** Dataset listings of figures **

** start **

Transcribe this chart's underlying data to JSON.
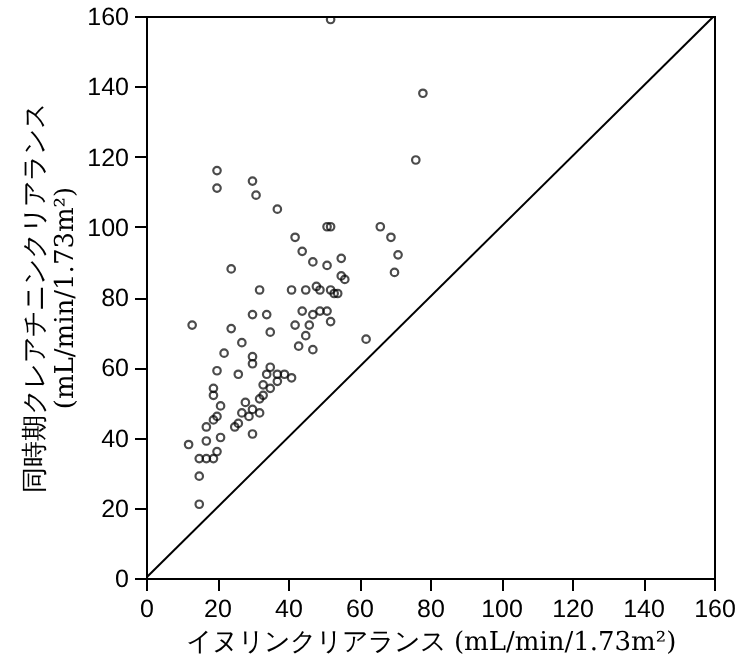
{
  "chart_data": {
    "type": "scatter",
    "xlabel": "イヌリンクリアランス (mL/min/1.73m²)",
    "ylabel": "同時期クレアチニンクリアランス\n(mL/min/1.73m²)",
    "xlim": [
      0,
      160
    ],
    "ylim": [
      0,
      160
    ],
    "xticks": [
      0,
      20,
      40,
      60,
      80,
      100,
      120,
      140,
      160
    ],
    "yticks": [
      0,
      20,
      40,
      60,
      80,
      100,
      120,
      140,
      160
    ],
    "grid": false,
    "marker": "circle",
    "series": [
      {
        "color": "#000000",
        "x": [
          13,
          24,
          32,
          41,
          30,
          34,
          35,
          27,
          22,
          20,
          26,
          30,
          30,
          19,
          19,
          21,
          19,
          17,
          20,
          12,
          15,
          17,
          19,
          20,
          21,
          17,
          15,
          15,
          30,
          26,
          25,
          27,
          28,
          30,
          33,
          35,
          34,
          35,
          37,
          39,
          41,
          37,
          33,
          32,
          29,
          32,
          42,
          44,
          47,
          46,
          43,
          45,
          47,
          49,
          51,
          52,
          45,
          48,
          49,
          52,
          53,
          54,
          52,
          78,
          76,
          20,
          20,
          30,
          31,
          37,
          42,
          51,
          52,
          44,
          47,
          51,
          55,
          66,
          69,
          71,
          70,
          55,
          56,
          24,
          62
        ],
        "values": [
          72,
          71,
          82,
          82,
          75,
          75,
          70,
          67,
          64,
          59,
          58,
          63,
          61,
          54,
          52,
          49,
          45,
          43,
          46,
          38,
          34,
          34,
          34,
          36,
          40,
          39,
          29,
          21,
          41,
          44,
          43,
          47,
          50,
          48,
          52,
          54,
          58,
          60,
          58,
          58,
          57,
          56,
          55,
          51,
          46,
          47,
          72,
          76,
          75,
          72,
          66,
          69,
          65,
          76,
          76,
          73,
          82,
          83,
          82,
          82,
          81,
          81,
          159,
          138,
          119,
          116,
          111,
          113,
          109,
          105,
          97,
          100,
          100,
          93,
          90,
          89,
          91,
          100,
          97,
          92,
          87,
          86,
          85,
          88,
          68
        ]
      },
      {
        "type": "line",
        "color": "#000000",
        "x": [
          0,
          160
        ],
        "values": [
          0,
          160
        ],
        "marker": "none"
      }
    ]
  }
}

** end **

Give every line above again exactly, with no pictures.

Transcribe this chart's underlying data to JSON.
{
  "chart_data": {
    "type": "scatter",
    "xlabel": "イヌリンクリアランス (mL/min/1.73m²)",
    "ylabel": "同時期クレアチニンクリアランス\n(mL/min/1.73m²)",
    "xlim": [
      0,
      160
    ],
    "ylim": [
      0,
      160
    ],
    "xticks": [
      0,
      20,
      40,
      60,
      80,
      100,
      120,
      140,
      160
    ],
    "yticks": [
      0,
      20,
      40,
      60,
      80,
      100,
      120,
      140,
      160
    ],
    "grid": false,
    "marker": "circle",
    "series": [
      {
        "color": "#000000",
        "x": [
          13,
          24,
          32,
          41,
          30,
          34,
          35,
          27,
          22,
          20,
          26,
          30,
          30,
          19,
          19,
          21,
          19,
          17,
          20,
          12,
          15,
          17,
          19,
          20,
          21,
          17,
          15,
          15,
          30,
          26,
          25,
          27,
          28,
          30,
          33,
          35,
          34,
          35,
          37,
          39,
          41,
          37,
          33,
          32,
          29,
          32,
          42,
          44,
          47,
          46,
          43,
          45,
          47,
          49,
          51,
          52,
          45,
          48,
          49,
          52,
          53,
          54,
          52,
          78,
          76,
          20,
          20,
          30,
          31,
          37,
          42,
          51,
          52,
          44,
          47,
          51,
          55,
          66,
          69,
          71,
          70,
          55,
          56,
          24,
          62
        ],
        "values": [
          72,
          71,
          82,
          82,
          75,
          75,
          70,
          67,
          64,
          59,
          58,
          63,
          61,
          54,
          52,
          49,
          45,
          43,
          46,
          38,
          34,
          34,
          34,
          36,
          40,
          39,
          29,
          21,
          41,
          44,
          43,
          47,
          50,
          48,
          52,
          54,
          58,
          60,
          58,
          58,
          57,
          56,
          55,
          51,
          46,
          47,
          72,
          76,
          75,
          72,
          66,
          69,
          65,
          76,
          76,
          73,
          82,
          83,
          82,
          82,
          81,
          81,
          159,
          138,
          119,
          116,
          111,
          113,
          109,
          105,
          97,
          100,
          100,
          93,
          90,
          89,
          91,
          100,
          97,
          92,
          87,
          86,
          85,
          88,
          68
        ]
      },
      {
        "type": "line",
        "color": "#000000",
        "x": [
          0,
          160
        ],
        "values": [
          0,
          160
        ],
        "marker": "none"
      }
    ]
  }
}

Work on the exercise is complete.